# Start of Record set

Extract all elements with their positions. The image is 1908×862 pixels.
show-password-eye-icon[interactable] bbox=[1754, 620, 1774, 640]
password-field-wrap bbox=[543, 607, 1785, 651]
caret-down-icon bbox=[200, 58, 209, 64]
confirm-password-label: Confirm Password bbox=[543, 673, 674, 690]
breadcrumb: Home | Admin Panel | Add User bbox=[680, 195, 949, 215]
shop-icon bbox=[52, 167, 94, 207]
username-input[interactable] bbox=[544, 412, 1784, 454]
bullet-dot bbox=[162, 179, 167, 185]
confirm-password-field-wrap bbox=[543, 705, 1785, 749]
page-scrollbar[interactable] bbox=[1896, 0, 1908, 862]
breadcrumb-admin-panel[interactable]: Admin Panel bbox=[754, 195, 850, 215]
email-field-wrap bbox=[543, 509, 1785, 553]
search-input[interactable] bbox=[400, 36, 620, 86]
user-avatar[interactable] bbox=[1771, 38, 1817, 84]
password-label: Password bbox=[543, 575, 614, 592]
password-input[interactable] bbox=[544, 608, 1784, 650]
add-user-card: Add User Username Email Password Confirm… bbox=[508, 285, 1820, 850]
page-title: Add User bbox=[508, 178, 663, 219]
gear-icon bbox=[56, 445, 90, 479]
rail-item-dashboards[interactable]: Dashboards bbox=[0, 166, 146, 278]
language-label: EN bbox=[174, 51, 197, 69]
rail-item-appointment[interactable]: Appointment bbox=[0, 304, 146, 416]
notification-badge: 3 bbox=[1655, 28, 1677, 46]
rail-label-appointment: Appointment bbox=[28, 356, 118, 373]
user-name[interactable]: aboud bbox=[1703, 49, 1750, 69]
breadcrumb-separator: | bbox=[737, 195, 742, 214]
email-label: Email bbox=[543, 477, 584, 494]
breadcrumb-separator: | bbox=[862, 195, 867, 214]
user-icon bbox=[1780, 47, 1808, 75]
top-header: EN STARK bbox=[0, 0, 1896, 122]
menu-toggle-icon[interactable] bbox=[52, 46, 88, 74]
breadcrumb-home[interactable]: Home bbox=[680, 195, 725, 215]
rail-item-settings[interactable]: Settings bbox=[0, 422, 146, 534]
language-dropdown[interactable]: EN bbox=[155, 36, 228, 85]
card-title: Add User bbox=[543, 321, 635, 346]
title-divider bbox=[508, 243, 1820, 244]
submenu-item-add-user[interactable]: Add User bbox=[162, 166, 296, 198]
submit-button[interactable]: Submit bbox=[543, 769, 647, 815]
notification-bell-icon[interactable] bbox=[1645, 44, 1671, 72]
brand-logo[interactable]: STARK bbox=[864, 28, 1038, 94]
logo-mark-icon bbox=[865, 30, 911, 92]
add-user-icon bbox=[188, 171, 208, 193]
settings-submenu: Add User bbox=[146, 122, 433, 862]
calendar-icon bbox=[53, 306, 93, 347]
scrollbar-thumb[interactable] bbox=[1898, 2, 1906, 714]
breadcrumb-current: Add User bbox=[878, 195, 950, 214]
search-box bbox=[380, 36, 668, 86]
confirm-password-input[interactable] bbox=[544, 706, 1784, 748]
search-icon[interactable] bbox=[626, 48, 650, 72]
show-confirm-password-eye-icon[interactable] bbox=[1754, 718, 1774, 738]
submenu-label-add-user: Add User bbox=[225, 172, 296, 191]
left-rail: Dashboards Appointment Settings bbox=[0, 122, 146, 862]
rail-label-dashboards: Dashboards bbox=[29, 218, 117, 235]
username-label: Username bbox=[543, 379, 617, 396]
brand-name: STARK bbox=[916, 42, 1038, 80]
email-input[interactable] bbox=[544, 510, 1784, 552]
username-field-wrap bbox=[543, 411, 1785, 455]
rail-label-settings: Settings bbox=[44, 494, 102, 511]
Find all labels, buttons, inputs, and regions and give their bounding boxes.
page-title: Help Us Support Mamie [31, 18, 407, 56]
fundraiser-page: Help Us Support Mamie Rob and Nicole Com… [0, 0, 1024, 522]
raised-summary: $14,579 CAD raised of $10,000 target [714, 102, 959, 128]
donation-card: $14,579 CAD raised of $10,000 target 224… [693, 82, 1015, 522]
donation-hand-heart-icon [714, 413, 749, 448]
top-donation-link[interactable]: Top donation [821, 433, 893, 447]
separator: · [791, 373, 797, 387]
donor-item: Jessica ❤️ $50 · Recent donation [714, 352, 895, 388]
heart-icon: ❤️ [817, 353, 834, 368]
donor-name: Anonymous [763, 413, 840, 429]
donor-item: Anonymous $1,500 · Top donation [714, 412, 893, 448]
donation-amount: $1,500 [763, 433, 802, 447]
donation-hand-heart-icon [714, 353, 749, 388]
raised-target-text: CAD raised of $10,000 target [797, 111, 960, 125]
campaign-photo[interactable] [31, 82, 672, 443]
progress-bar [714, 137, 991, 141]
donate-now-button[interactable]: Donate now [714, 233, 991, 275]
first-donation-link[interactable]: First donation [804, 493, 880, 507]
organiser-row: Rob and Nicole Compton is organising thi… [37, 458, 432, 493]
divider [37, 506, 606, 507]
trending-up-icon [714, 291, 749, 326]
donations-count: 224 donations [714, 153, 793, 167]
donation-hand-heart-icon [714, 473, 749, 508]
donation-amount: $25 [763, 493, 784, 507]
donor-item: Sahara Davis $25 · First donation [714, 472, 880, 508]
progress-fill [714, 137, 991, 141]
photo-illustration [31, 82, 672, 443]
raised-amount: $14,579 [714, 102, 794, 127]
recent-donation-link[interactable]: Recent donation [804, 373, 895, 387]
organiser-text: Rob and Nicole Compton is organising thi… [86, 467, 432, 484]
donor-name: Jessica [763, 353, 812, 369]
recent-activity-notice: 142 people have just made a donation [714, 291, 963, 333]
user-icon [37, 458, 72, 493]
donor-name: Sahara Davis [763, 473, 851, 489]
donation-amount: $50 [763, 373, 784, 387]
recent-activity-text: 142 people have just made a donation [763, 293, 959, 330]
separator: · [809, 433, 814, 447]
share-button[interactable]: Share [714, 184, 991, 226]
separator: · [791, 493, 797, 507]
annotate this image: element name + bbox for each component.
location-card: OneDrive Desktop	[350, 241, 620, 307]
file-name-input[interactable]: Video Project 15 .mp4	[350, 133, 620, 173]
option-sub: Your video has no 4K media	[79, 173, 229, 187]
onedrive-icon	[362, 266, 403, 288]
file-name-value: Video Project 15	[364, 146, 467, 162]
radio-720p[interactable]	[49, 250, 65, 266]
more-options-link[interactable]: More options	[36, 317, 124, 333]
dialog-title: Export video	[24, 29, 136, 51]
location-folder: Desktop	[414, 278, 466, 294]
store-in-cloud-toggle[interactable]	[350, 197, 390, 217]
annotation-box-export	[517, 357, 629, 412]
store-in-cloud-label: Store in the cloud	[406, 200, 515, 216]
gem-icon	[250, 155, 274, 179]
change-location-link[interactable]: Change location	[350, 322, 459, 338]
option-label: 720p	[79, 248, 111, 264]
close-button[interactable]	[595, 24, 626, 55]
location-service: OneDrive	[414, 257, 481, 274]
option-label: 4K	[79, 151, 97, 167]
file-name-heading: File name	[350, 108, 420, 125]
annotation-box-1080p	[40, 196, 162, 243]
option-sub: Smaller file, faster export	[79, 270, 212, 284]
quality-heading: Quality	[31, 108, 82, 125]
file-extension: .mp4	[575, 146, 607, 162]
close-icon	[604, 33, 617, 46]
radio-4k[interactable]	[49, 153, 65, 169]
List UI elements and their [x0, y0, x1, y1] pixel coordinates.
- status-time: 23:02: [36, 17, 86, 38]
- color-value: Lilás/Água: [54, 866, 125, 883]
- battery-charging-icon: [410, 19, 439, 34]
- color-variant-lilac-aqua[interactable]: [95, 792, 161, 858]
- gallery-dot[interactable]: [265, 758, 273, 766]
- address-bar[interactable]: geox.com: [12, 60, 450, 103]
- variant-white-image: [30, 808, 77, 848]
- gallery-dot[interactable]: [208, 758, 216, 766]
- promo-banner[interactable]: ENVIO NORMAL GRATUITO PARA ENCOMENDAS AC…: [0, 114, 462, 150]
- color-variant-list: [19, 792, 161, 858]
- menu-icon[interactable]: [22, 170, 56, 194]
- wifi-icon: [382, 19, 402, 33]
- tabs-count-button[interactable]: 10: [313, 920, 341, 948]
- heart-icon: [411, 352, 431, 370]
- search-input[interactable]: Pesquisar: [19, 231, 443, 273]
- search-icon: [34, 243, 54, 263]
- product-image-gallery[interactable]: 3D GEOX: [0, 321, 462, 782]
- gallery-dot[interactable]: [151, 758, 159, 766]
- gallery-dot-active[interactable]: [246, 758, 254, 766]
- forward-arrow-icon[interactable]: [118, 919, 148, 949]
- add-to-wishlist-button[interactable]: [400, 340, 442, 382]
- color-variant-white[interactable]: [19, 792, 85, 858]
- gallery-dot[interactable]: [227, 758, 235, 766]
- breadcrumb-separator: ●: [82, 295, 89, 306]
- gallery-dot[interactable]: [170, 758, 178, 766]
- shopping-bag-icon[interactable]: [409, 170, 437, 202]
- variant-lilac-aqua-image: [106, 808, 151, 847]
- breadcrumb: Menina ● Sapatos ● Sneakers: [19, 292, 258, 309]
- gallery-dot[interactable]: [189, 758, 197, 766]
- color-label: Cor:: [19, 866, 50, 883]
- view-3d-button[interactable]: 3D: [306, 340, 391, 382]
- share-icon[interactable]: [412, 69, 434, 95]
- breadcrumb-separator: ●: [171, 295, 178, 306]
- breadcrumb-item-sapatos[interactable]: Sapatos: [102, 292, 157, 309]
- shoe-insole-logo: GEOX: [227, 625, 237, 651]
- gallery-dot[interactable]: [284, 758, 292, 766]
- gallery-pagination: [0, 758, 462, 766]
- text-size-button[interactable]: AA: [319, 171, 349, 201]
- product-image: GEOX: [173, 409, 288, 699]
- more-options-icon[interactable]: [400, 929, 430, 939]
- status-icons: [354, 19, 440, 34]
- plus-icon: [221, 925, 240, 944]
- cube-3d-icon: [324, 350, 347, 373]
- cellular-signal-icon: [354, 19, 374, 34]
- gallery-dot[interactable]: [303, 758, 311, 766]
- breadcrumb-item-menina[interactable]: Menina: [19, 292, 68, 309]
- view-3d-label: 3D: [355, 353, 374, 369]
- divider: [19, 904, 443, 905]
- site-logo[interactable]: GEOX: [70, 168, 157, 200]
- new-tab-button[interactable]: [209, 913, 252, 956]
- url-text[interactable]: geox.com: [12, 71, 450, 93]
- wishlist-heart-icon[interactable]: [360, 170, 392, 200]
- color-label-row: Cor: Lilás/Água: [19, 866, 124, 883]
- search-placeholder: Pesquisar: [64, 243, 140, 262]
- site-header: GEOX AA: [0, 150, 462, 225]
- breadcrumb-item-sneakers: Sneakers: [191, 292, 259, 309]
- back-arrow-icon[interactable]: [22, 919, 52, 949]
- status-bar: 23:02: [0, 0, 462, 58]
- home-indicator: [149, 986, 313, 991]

# End of Record set

## Your objective
Copy the rows exactly, starting at the very first line and ending at the line that contains "confirm-password-label: Confirm Password", with both of those lines included.

## Answer to the problem
Extract all elements with their positions. The image is 1908×862 pixels.
show-password-eye-icon[interactable] bbox=[1754, 620, 1774, 640]
password-field-wrap bbox=[543, 607, 1785, 651]
caret-down-icon bbox=[200, 58, 209, 64]
confirm-password-label: Confirm Password bbox=[543, 673, 674, 690]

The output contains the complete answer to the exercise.